Requirements: From the material below, list every line containing "weniger".

Records for this exercise:
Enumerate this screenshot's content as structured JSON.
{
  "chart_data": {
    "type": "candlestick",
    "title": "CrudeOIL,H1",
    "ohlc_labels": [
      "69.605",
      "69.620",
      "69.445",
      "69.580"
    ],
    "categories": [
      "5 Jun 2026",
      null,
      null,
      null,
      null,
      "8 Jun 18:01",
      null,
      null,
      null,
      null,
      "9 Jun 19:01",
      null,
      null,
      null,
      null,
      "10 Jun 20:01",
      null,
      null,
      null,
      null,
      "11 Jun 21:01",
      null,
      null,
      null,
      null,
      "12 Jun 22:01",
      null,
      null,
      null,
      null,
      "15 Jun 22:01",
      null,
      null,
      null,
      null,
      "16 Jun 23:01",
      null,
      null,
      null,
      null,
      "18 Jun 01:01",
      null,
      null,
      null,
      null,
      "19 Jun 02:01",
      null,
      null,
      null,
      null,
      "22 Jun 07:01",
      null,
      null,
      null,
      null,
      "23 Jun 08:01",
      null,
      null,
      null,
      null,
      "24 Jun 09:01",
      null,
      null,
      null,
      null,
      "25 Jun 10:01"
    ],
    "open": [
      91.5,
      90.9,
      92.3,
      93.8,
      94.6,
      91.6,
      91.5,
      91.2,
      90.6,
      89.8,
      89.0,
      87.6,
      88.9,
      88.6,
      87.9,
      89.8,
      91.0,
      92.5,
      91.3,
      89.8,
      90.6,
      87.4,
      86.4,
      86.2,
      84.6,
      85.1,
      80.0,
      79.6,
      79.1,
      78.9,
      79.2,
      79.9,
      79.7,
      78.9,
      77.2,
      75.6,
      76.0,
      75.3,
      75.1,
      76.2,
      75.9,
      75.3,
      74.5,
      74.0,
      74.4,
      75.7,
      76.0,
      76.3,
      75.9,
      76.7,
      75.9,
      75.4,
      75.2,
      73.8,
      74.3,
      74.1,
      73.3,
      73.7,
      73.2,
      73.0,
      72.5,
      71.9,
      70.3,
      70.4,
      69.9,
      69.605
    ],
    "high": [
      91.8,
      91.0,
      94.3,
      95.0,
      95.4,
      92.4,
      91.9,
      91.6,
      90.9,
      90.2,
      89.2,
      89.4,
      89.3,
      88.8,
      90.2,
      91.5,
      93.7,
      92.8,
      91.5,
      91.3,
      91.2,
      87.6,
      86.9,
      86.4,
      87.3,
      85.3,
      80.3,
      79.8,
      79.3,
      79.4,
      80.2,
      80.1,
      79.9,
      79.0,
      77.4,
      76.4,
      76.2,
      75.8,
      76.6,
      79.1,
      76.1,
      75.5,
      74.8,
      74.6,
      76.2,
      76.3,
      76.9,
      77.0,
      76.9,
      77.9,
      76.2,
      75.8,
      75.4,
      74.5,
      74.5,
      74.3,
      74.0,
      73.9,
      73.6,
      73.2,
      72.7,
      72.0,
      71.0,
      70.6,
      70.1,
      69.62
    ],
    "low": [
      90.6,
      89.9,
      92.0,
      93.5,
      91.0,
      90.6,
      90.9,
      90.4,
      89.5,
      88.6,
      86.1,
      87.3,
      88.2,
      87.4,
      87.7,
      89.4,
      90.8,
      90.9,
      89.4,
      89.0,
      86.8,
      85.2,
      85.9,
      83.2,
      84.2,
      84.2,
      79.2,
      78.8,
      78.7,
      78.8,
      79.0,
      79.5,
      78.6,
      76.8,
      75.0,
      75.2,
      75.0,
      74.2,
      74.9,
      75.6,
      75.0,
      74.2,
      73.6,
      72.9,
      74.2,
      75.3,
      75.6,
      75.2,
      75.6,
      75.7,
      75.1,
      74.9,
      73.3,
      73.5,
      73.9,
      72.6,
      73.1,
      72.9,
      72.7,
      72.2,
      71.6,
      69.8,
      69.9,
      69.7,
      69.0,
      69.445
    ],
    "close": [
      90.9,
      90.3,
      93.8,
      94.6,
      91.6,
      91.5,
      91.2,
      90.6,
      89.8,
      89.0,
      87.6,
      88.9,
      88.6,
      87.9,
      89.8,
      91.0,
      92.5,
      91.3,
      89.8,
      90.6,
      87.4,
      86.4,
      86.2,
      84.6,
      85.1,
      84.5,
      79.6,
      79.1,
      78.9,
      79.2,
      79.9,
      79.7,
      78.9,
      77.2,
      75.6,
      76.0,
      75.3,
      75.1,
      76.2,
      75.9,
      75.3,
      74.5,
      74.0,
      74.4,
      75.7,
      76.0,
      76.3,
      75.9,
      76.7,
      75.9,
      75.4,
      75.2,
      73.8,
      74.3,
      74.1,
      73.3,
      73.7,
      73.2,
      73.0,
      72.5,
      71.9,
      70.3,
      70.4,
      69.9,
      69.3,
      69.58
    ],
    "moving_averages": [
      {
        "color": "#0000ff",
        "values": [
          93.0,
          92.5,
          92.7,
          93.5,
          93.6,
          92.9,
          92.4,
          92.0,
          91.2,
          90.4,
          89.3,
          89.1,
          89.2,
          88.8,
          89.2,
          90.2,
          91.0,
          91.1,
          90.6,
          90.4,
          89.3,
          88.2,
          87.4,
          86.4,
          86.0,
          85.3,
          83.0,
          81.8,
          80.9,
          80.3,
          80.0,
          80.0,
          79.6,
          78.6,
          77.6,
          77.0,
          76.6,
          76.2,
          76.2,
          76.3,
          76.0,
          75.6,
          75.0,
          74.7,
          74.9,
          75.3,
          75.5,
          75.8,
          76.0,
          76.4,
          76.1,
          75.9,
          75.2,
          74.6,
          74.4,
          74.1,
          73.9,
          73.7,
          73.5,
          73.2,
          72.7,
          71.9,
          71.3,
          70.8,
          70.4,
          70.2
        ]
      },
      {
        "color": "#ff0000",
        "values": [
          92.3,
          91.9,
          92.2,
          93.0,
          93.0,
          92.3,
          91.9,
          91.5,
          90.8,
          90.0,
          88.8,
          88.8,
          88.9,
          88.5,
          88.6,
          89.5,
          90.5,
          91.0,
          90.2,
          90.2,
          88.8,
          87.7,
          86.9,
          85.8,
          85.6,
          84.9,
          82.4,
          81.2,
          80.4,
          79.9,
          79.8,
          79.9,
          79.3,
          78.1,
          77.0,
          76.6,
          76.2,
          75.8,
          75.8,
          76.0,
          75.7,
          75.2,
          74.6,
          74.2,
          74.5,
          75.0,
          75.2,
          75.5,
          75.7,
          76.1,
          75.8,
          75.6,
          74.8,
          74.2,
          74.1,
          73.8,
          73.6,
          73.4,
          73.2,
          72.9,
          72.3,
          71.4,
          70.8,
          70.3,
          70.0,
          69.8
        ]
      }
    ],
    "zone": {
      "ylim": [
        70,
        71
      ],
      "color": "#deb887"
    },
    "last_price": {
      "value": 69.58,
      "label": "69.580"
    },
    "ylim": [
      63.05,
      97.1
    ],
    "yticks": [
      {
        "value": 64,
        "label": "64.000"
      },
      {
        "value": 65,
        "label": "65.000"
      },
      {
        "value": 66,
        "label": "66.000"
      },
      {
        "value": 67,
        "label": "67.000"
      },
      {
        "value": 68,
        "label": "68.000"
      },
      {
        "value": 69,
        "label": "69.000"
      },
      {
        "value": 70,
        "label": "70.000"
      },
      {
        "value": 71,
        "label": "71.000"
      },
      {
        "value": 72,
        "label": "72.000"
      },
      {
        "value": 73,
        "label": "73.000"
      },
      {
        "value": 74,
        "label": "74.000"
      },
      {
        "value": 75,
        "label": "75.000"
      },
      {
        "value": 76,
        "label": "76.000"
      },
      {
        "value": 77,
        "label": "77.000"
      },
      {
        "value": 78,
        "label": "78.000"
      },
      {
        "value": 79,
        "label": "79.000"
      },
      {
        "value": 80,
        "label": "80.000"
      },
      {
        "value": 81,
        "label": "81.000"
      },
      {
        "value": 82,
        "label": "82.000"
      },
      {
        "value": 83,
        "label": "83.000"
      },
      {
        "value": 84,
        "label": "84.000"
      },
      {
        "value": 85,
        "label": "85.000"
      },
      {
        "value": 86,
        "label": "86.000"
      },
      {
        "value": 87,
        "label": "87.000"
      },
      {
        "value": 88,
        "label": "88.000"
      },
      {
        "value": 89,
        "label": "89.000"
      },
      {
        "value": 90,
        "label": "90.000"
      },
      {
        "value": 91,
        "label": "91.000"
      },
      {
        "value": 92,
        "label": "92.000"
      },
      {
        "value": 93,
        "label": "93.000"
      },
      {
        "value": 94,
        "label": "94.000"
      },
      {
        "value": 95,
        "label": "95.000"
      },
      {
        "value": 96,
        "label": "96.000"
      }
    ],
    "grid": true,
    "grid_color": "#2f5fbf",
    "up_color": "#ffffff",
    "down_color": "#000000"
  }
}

---

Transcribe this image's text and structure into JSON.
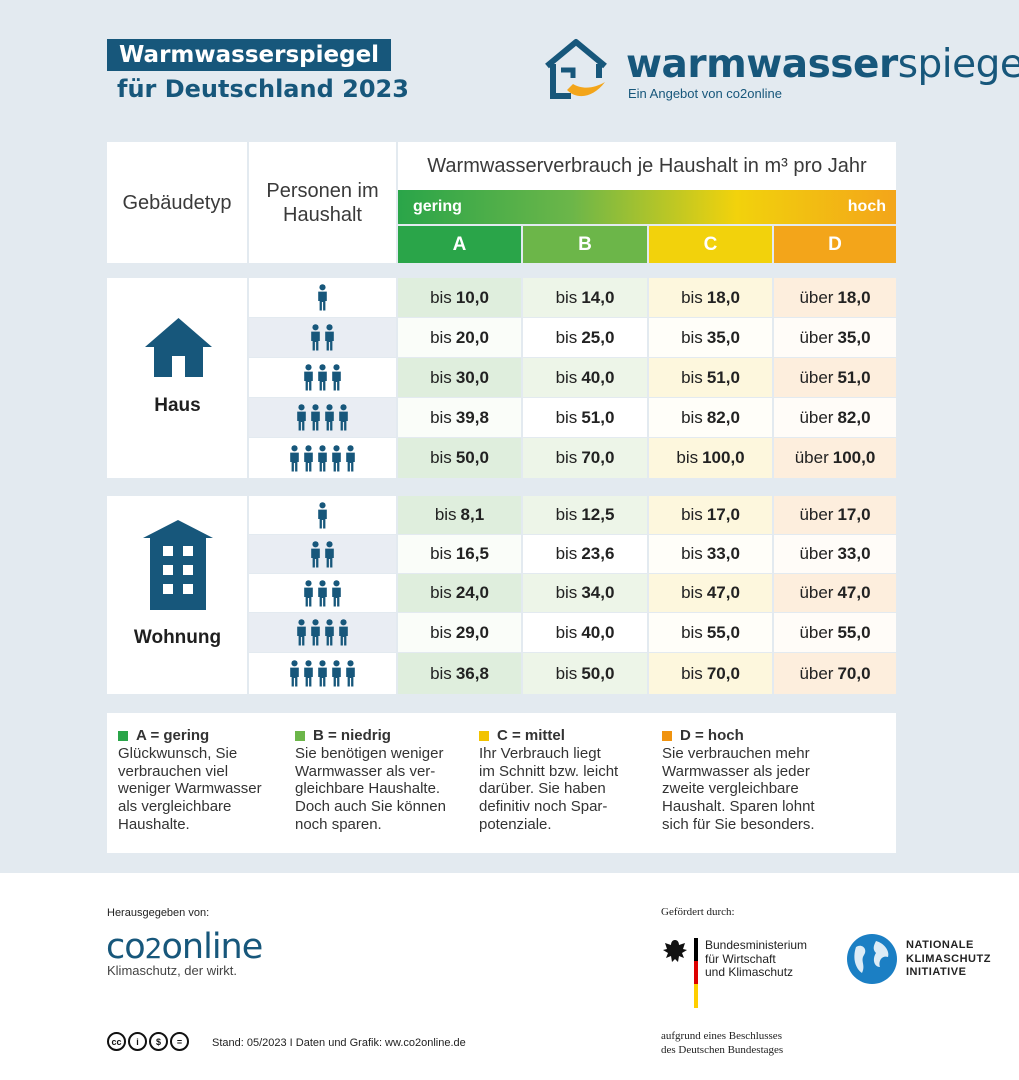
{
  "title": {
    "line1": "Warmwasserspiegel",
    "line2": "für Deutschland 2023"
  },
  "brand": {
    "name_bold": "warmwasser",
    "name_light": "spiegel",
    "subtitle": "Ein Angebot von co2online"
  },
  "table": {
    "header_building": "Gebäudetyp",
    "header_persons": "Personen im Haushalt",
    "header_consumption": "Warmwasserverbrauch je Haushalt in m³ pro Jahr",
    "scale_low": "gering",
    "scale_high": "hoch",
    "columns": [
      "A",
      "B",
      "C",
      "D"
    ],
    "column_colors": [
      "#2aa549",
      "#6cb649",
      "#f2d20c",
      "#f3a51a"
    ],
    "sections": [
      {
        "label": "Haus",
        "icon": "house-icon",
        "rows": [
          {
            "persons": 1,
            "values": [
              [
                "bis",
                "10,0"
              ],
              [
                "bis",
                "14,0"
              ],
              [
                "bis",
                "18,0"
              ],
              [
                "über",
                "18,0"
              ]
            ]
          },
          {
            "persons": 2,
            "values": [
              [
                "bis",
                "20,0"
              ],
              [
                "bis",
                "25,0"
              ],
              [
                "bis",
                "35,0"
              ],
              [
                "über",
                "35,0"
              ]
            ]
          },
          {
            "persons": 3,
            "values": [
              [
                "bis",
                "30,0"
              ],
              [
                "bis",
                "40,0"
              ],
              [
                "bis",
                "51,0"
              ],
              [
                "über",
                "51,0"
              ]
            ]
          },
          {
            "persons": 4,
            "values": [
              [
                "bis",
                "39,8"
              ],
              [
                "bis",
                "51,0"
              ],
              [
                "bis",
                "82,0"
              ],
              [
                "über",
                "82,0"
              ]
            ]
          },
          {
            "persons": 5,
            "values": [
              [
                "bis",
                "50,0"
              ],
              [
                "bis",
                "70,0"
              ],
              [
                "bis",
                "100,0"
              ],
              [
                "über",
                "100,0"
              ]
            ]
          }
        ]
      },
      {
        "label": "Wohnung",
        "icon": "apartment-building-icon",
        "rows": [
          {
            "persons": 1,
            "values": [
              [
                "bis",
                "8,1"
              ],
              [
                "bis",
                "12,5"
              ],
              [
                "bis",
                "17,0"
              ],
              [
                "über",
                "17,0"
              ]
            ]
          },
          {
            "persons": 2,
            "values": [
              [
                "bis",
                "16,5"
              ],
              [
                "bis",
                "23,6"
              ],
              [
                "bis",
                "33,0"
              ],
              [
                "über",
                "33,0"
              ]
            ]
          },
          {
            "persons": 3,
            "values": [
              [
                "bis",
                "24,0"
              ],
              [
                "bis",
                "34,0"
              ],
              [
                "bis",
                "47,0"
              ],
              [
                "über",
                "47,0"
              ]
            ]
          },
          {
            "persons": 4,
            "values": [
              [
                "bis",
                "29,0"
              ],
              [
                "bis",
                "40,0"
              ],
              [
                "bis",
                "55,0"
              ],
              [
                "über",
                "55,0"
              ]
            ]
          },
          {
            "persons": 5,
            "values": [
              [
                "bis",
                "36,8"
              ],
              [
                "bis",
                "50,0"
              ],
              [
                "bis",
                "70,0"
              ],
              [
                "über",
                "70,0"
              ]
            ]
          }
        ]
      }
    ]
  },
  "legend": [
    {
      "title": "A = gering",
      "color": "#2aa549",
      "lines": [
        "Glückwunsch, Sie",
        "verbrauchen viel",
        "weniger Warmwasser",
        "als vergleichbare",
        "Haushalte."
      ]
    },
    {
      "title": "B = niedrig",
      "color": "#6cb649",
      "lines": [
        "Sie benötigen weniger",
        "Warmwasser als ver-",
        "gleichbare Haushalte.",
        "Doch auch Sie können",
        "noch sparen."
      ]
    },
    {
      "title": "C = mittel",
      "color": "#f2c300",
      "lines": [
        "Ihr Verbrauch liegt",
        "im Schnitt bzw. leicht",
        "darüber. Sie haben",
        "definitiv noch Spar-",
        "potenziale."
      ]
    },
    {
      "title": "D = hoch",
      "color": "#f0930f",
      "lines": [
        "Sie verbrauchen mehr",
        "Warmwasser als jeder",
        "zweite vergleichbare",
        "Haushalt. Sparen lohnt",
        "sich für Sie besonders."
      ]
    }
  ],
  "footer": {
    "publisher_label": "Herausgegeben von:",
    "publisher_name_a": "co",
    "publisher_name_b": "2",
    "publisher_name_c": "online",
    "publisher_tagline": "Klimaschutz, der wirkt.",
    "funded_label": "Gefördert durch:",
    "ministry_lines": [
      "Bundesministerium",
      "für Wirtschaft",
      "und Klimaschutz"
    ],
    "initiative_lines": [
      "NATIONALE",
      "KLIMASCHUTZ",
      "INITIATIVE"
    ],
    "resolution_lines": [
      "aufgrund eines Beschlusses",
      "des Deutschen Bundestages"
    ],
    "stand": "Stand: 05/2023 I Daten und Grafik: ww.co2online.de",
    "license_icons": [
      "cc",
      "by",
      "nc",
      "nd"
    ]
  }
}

In response:
        "weniger Warmwasser",
        "Sie benötigen weniger",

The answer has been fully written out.